Determine how many lines hold "sieciowe" and give only that number.
═══ Material supplied ═══
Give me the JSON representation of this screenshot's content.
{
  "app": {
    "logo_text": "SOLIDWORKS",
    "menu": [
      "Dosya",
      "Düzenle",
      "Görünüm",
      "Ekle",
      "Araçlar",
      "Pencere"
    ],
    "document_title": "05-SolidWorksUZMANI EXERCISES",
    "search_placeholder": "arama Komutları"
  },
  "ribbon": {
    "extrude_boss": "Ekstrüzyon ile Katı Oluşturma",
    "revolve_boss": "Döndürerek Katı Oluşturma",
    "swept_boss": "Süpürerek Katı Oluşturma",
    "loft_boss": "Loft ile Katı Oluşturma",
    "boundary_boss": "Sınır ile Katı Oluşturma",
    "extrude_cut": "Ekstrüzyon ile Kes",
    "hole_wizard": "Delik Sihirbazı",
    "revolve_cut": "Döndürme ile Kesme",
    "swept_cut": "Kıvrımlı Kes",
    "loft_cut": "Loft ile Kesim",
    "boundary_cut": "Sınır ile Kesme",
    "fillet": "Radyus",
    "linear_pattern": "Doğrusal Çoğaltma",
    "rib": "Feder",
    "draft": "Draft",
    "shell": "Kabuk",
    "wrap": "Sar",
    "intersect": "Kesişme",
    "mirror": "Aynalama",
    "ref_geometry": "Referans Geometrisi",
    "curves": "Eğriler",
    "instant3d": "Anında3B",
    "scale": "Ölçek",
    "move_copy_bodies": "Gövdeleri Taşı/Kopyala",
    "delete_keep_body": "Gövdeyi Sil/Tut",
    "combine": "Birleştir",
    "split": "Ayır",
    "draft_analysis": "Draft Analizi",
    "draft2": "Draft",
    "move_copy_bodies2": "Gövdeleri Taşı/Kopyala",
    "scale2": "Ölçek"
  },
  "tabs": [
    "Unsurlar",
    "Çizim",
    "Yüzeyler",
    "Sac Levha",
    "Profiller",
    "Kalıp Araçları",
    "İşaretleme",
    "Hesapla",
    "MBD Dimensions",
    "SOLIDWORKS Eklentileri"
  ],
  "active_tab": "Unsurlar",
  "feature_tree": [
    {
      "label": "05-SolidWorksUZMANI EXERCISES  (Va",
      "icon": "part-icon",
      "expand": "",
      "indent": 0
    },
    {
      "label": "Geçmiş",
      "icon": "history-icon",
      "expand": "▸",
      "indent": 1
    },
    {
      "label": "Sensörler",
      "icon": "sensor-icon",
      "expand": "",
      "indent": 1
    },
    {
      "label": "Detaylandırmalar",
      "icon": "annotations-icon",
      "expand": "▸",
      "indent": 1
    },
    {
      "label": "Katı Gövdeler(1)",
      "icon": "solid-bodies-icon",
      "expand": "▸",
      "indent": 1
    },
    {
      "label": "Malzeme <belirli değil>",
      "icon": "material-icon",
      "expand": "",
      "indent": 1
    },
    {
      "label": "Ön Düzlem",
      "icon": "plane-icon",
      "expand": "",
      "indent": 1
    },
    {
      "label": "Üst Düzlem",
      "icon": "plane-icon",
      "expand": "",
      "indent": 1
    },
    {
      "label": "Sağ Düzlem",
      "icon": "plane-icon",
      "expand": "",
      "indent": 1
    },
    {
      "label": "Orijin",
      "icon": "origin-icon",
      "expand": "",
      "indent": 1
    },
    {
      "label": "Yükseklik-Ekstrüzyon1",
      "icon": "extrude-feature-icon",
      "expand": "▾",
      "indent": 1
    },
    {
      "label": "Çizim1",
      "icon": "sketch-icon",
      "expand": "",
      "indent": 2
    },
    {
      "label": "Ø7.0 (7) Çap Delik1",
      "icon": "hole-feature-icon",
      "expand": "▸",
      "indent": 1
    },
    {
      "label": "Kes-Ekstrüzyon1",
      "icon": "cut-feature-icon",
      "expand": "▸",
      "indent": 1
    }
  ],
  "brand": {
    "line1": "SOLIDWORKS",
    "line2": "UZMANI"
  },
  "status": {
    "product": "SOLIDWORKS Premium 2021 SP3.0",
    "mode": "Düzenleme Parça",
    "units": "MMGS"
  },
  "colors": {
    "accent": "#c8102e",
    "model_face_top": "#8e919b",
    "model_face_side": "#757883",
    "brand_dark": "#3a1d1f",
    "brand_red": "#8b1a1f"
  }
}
═══
═══ Material supplied ═══
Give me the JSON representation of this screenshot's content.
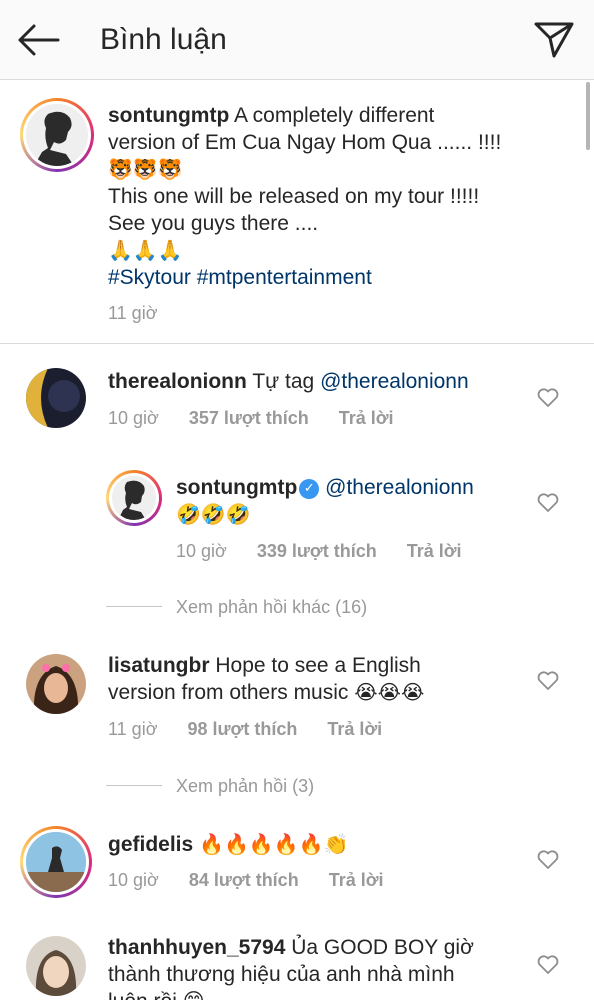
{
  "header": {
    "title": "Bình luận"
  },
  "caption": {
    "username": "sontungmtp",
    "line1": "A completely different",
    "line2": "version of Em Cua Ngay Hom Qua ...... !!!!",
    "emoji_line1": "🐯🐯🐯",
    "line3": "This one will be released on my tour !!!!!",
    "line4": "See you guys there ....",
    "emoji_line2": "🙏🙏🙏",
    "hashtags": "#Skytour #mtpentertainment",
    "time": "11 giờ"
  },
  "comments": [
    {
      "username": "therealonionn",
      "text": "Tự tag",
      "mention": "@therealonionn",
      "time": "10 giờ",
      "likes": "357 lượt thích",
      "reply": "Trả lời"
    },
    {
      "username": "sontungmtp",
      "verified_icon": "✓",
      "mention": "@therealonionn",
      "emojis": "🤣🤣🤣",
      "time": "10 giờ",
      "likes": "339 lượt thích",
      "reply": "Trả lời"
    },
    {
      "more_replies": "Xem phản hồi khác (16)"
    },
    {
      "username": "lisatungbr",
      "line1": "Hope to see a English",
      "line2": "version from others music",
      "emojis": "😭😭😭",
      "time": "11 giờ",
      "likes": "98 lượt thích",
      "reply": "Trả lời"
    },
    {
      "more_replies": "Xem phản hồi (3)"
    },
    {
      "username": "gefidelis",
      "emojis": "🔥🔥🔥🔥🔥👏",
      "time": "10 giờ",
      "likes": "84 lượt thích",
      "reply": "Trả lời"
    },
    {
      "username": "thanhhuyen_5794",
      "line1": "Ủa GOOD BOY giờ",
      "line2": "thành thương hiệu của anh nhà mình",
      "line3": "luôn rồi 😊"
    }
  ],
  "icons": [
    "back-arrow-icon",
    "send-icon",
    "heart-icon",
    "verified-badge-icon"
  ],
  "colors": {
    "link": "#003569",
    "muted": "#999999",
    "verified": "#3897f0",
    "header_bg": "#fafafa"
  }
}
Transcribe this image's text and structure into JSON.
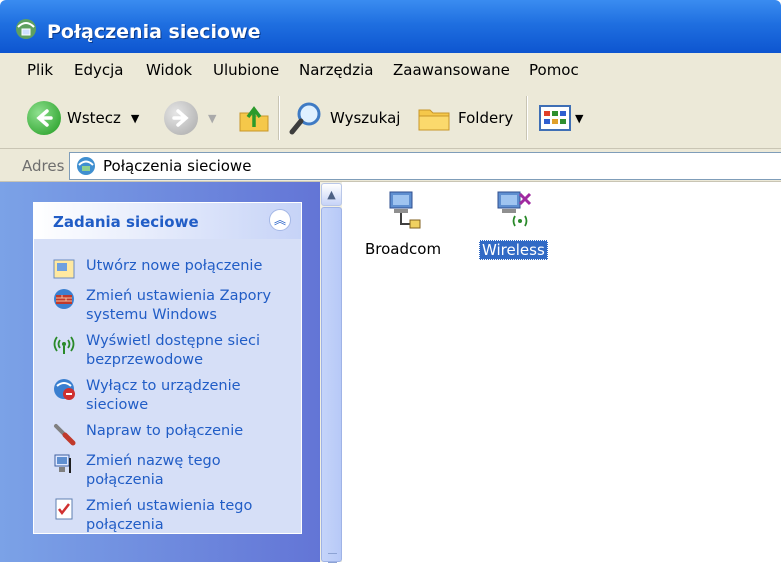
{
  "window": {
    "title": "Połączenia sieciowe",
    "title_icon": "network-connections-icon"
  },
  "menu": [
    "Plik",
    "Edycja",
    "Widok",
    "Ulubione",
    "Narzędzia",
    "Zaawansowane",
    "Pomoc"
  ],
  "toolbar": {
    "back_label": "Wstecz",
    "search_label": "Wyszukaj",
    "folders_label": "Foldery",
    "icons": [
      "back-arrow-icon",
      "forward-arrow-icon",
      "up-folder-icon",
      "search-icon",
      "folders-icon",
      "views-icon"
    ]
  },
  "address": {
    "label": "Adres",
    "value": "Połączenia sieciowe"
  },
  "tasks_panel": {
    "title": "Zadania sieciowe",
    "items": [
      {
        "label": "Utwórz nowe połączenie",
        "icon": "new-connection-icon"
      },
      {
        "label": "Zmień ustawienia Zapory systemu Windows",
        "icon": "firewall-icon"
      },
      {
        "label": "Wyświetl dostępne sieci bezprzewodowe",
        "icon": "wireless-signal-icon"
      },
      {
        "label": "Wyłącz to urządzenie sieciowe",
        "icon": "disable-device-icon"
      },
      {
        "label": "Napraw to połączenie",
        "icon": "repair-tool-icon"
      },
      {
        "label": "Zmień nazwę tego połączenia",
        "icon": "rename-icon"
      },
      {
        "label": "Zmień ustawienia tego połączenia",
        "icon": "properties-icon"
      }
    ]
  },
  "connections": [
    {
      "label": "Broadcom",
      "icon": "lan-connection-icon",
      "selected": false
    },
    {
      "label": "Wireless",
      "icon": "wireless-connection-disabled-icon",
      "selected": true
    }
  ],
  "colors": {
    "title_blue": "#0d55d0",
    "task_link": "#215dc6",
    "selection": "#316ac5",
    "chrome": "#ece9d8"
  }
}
═══
Answer in full: 4